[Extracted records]

********************

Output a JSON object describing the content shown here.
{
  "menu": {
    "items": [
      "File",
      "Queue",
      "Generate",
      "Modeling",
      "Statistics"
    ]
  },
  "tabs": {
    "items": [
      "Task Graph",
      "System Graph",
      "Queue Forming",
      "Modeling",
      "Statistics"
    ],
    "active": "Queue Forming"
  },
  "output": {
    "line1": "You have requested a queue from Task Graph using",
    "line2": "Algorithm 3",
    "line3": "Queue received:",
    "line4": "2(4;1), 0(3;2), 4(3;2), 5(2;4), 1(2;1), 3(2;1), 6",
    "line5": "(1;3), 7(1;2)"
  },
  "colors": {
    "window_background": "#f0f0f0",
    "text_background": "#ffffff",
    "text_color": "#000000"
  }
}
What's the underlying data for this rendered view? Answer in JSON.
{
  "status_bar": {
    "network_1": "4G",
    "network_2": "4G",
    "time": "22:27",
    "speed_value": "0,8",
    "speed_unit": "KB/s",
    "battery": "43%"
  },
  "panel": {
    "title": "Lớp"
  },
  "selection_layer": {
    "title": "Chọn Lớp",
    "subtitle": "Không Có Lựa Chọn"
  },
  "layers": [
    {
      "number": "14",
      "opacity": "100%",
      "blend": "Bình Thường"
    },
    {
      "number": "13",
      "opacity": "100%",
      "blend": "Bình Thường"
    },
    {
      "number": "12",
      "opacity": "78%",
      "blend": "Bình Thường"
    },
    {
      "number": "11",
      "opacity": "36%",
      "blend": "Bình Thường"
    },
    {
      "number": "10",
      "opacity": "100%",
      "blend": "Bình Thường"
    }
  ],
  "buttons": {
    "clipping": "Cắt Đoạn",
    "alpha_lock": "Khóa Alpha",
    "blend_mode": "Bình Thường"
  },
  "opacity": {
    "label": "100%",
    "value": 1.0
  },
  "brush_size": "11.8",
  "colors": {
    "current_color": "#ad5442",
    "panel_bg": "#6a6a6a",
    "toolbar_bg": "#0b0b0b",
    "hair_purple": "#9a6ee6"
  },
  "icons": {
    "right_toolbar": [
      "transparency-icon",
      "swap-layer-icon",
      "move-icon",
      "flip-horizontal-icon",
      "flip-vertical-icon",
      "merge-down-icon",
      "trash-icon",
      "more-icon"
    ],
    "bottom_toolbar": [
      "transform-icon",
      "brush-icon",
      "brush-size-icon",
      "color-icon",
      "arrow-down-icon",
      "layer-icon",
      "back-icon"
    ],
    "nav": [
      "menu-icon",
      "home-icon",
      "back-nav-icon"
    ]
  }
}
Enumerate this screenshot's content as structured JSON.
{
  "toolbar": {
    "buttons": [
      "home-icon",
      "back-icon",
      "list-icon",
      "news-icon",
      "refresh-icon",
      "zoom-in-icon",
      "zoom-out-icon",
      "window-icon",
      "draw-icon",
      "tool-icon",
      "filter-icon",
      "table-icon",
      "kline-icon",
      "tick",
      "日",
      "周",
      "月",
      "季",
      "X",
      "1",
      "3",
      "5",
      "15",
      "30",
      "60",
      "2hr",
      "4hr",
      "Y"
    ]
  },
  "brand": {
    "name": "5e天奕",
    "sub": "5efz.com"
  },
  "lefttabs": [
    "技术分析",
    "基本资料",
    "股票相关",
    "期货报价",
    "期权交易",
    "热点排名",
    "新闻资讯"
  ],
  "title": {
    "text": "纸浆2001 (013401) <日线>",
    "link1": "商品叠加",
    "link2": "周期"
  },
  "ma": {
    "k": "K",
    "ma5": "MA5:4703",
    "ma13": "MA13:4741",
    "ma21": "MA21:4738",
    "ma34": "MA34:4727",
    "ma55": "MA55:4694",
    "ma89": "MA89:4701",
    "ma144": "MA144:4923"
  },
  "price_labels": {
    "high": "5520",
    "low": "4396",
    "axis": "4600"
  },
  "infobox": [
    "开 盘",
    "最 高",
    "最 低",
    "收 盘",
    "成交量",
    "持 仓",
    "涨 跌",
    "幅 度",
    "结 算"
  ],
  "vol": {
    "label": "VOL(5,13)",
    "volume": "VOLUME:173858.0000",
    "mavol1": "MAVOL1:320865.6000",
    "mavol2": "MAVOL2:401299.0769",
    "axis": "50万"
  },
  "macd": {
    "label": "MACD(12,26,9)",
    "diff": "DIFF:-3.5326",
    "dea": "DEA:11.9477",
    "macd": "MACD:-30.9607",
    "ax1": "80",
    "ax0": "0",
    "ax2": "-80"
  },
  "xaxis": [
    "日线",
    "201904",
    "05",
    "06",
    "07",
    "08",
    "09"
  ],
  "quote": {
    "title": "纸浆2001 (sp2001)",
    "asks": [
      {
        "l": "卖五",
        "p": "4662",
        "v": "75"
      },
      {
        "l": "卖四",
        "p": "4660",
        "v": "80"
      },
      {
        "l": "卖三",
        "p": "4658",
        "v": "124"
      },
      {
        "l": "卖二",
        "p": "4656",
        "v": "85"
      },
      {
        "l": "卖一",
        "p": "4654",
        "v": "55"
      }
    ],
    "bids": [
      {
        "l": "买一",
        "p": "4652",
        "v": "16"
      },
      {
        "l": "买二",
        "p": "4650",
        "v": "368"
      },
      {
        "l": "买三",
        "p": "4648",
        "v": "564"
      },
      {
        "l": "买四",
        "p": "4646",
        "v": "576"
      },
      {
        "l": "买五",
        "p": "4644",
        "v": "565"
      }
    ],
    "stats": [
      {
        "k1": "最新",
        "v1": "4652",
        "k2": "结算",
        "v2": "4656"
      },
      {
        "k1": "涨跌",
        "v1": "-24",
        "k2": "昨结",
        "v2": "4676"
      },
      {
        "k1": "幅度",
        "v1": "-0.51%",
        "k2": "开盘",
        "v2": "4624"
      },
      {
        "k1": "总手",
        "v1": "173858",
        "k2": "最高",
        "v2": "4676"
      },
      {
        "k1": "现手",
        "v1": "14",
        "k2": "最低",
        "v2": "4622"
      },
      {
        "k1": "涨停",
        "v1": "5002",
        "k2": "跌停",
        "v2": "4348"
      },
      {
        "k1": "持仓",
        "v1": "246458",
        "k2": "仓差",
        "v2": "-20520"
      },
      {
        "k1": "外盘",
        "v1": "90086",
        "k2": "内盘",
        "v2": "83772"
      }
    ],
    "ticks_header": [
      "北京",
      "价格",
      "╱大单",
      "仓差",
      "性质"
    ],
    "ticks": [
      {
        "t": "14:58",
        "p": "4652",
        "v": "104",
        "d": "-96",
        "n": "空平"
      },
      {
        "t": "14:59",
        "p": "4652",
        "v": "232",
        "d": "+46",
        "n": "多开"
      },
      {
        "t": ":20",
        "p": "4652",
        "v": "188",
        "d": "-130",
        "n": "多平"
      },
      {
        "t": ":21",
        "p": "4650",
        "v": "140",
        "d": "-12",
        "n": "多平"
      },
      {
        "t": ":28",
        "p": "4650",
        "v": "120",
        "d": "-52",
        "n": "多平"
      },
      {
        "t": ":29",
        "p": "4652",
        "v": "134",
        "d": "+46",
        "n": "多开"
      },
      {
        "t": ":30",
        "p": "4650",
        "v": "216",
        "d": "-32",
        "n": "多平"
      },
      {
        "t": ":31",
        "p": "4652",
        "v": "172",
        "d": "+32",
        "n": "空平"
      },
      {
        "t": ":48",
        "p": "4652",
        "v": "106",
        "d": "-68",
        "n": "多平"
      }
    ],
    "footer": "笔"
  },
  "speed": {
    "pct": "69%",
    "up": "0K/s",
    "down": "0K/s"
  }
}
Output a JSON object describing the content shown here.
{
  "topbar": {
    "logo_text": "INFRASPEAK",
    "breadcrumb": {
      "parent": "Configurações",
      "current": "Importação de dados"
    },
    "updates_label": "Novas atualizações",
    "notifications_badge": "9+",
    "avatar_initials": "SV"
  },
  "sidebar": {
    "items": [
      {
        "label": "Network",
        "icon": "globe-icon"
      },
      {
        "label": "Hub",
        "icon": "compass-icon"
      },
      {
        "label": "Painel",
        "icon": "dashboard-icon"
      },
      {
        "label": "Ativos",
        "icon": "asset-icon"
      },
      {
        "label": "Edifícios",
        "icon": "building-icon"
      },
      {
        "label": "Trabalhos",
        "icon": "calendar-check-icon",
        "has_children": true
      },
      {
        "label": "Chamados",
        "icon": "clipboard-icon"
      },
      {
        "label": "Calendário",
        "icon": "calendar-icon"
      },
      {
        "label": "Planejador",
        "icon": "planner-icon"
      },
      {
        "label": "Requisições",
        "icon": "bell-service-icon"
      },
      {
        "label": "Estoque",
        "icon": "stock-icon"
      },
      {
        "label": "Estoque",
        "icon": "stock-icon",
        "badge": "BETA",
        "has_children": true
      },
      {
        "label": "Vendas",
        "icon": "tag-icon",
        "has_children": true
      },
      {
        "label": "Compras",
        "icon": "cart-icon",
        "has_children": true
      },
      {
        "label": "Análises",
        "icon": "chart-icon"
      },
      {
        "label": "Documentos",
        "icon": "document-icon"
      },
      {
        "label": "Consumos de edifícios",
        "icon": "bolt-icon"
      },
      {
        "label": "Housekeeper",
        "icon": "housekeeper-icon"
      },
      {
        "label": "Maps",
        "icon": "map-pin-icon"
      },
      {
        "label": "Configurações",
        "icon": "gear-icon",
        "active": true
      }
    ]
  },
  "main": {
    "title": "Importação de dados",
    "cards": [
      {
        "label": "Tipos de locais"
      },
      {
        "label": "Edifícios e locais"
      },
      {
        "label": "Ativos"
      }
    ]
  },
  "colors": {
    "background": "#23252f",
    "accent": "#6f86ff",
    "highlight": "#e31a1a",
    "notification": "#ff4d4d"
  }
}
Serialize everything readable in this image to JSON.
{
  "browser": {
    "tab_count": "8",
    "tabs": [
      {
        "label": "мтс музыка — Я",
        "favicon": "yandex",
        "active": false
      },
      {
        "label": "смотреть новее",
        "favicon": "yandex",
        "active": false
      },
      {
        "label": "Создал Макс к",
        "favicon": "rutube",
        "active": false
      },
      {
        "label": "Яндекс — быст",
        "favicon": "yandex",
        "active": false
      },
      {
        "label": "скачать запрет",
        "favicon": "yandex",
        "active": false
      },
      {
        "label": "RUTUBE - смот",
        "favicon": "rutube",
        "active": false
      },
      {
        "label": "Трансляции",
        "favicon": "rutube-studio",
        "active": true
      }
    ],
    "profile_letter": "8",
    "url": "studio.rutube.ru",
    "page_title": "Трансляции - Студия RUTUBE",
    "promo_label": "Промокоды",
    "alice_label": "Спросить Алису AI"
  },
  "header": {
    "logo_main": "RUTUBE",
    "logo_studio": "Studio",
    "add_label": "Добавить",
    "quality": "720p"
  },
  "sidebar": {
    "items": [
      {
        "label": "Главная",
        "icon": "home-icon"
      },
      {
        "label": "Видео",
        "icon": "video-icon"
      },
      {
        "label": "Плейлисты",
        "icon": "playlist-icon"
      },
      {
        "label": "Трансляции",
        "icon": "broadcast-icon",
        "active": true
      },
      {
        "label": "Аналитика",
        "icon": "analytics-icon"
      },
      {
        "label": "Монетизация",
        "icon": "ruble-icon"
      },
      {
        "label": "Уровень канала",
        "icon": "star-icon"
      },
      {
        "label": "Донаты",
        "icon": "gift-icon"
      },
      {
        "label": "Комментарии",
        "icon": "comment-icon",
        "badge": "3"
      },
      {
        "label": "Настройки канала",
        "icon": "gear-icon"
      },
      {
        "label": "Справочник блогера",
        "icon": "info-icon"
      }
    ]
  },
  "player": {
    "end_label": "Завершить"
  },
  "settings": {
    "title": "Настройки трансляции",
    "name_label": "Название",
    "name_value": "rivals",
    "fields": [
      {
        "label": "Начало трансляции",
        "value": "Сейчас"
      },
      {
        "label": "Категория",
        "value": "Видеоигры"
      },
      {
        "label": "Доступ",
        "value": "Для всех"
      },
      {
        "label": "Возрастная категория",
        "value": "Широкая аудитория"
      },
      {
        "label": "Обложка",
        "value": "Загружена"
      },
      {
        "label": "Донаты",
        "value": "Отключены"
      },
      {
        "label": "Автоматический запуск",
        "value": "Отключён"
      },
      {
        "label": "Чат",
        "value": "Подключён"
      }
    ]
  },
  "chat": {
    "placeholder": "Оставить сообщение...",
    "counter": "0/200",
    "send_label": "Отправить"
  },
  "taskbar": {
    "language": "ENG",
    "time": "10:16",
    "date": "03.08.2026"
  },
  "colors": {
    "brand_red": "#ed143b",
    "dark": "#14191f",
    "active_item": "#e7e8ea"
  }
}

********************

__What is expected__:
Go through the listing above and list every line that has the word "this".

__Complete response__:
What's the underlying data for this rendered view? Answer in JSON.
Enumerate this screenshot's content as structured JSON.
Serialize everything readable in this image to JSON.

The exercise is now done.